### Data for this exercise ###

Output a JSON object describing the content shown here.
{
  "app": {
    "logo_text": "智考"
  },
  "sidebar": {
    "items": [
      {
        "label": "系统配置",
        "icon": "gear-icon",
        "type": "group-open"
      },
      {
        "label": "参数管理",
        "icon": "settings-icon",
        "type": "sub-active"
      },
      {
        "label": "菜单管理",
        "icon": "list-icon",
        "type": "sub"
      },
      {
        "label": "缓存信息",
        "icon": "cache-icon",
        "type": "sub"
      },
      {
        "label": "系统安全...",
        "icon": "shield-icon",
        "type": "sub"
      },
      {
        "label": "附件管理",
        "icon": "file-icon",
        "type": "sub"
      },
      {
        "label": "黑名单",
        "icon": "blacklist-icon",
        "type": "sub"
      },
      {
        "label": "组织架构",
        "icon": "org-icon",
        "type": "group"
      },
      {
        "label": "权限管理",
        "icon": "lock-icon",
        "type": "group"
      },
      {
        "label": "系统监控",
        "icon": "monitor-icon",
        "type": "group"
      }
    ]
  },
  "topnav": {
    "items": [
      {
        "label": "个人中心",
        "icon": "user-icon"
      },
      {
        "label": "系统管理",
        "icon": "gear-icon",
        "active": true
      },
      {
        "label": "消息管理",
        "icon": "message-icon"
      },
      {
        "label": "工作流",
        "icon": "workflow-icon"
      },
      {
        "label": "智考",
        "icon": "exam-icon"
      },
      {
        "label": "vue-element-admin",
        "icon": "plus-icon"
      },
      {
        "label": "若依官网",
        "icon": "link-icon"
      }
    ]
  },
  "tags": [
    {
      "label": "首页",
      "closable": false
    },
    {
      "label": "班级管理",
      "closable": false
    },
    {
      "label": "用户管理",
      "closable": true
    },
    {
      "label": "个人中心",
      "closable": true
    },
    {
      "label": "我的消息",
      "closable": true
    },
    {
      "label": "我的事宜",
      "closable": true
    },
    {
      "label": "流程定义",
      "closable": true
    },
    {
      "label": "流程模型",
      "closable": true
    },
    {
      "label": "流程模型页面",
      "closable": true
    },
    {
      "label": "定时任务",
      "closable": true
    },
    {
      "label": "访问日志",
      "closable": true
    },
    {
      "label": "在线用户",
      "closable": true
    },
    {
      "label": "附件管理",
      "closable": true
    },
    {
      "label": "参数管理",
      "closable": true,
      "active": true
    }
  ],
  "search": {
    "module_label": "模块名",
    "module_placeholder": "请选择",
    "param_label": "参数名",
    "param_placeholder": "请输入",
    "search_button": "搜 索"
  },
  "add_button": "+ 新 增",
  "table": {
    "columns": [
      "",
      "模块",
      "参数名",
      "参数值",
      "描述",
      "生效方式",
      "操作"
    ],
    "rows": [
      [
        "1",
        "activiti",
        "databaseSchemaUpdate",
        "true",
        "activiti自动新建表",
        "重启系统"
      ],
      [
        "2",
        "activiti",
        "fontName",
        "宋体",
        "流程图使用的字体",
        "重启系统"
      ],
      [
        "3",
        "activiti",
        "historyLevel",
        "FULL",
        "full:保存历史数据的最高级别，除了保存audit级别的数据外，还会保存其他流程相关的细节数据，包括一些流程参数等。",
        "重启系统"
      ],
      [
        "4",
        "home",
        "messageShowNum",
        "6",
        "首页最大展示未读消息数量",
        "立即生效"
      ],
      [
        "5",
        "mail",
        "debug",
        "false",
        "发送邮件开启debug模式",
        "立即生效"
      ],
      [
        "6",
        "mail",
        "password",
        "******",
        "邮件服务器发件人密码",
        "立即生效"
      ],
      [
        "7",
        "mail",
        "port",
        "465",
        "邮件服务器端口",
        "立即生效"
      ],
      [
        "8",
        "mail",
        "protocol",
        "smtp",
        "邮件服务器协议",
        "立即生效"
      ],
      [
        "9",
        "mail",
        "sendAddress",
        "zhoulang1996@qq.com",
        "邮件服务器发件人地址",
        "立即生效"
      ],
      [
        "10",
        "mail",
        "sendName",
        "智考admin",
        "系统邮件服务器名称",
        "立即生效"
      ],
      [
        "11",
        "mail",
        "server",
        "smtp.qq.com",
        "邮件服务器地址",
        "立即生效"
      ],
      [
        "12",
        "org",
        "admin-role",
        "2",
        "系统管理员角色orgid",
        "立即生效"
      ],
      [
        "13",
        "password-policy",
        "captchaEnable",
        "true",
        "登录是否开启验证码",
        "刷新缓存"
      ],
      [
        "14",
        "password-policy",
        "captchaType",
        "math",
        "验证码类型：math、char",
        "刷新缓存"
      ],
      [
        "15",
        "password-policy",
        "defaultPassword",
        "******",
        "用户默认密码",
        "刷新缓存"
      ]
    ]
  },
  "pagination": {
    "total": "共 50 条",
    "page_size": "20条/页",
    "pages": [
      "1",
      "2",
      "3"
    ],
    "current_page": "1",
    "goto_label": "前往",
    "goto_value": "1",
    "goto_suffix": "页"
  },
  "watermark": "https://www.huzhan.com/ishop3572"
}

###

=== What the task asks ===
Retype the whole listing, matching it exactly.

=== Full output ===
Output a JSON object describing the content shown here.
{
  "app": {
    "logo_text": "智考"
  },
  "sidebar": {
    "items": [
      {
        "label": "系统配置",
        "icon": "gear-icon",
        "type": "group-open"
      },
      {
        "label": "参数管理",
        "icon": "settings-icon",
        "type": "sub-active"
      },
      {
        "label": "菜单管理",
        "icon": "list-icon",
        "type": "sub"
      },
      {
        "label": "缓存信息",
        "icon": "cache-icon",
        "type": "sub"
      },
      {
        "label": "系统安全...",
        "icon": "shield-icon",
        "type": "sub"
      },
      {
        "label": "附件管理",
        "icon": "file-icon",
        "type": "sub"
      },
      {
        "label": "黑名单",
        "icon": "blacklist-icon",
        "type": "sub"
      },
      {
        "label": "组织架构",
        "icon": "org-icon",
        "type": "group"
      },
      {
        "label": "权限管理",
        "icon": "lock-icon",
        "type": "group"
      },
      {
        "label": "系统监控",
        "icon": "monitor-icon",
        "type": "group"
      }
    ]
  },
  "topnav": {
    "items": [
      {
        "label": "个人中心",
        "icon": "user-icon"
      },
      {
        "label": "系统管理",
        "icon": "gear-icon",
        "active": true
      },
      {
        "label": "消息管理",
        "icon": "message-icon"
      },
      {
        "label": "工作流",
        "icon": "workflow-icon"
      },
      {
        "label": "智考",
        "icon": "exam-icon"
      },
      {
        "label": "vue-element-admin",
        "icon": "plus-icon"
      },
      {
        "label": "若依官网",
        "icon": "link-icon"
      }
    ]
  },
  "tags": [
    {
      "label": "首页",
      "closable": false
    },
    {
      "label": "班级管理",
      "closable": false
    },
    {
      "label": "用户管理",
      "closable": true
    },
    {
      "label": "个人中心",
      "closable": true
    },
    {
      "label": "我的消息",
      "closable": true
    },
    {
      "label": "我的事宜",
      "closable": true
    },
    {
      "label": "流程定义",
      "closable": true
    },
    {
      "label": "流程模型",
      "closable": true
    },
    {
      "label": "流程模型页面",
      "closable": true
    },
    {
      "label": "定时任务",
      "closable": true
    },
    {
      "label": "访问日志",
      "closable": true
    },
    {
      "label": "在线用户",
      "closable": true
    },
    {
      "label": "附件管理",
      "closable": true
    },
    {
      "label": "参数管理",
      "closable": true,
      "active": true
    }
  ],
  "search": {
    "module_label": "模块名",
    "module_placeholder": "请选择",
    "param_label": "参数名",
    "param_placeholder": "请输入",
    "search_button": "搜 索"
  },
  "add_button": "+ 新 增",
  "table": {
    "columns": [
      "",
      "模块",
      "参数名",
      "参数值",
      "描述",
      "生效方式",
      "操作"
    ],
    "rows": [
      [
        "1",
        "activiti",
        "databaseSchemaUpdate",
        "true",
        "activiti自动新建表",
        "重启系统"
      ],
      [
        "2",
        "activiti",
        "fontName",
        "宋体",
        "流程图使用的字体",
        "重启系统"
      ],
      [
        "3",
        "activiti",
        "historyLevel",
        "FULL",
        "full:保存历史数据的最高级别，除了保存audit级别的数据外，还会保存其他流程相关的细节数据，包括一些流程参数等。",
        "重启系统"
      ],
      [
        "4",
        "home",
        "messageShowNum",
        "6",
        "首页最大展示未读消息数量",
        "立即生效"
      ],
      [
        "5",
        "mail",
        "debug",
        "false",
        "发送邮件开启debug模式",
        "立即生效"
      ],
      [
        "6",
        "mail",
        "password",
        "******",
        "邮件服务器发件人密码",
        "立即生效"
      ],
      [
        "7",
        "mail",
        "port",
        "465",
        "邮件服务器端口",
        "立即生效"
      ],
      [
        "8",
        "mail",
        "protocol",
        "smtp",
        "邮件服务器协议",
        "立即生效"
      ],
      [
        "9",
        "mail",
        "sendAddress",
        "zhoulang1996@qq.com",
        "邮件服务器发件人地址",
        "立即生效"
      ],
      [
        "10",
        "mail",
        "sendName",
        "智考admin",
        "系统邮件服务器名称",
        "立即生效"
      ],
      [
        "11",
        "mail",
        "server",
        "smtp.qq.com",
        "邮件服务器地址",
        "立即生效"
      ],
      [
        "12",
        "org",
        "admin-role",
        "2",
        "系统管理员角色orgid",
        "立即生效"
      ],
      [
        "13",
        "password-policy",
        "captchaEnable",
        "true",
        "登录是否开启验证码",
        "刷新缓存"
      ],
      [
        "14",
        "password-policy",
        "captchaType",
        "math",
        "验证码类型：math、char",
        "刷新缓存"
      ],
      [
        "15",
        "password-policy",
        "defaultPassword",
        "******",
        "用户默认密码",
        "刷新缓存"
      ]
    ]
  },
  "pagination": {
    "total": "共 50 条",
    "page_size": "20条/页",
    "pages": [
      "1",
      "2",
      "3"
    ],
    "current_page": "1",
    "goto_label": "前往",
    "goto_value": "1",
    "goto_suffix": "页"
  },
  "watermark": "https://www.huzhan.com/ishop3572"
}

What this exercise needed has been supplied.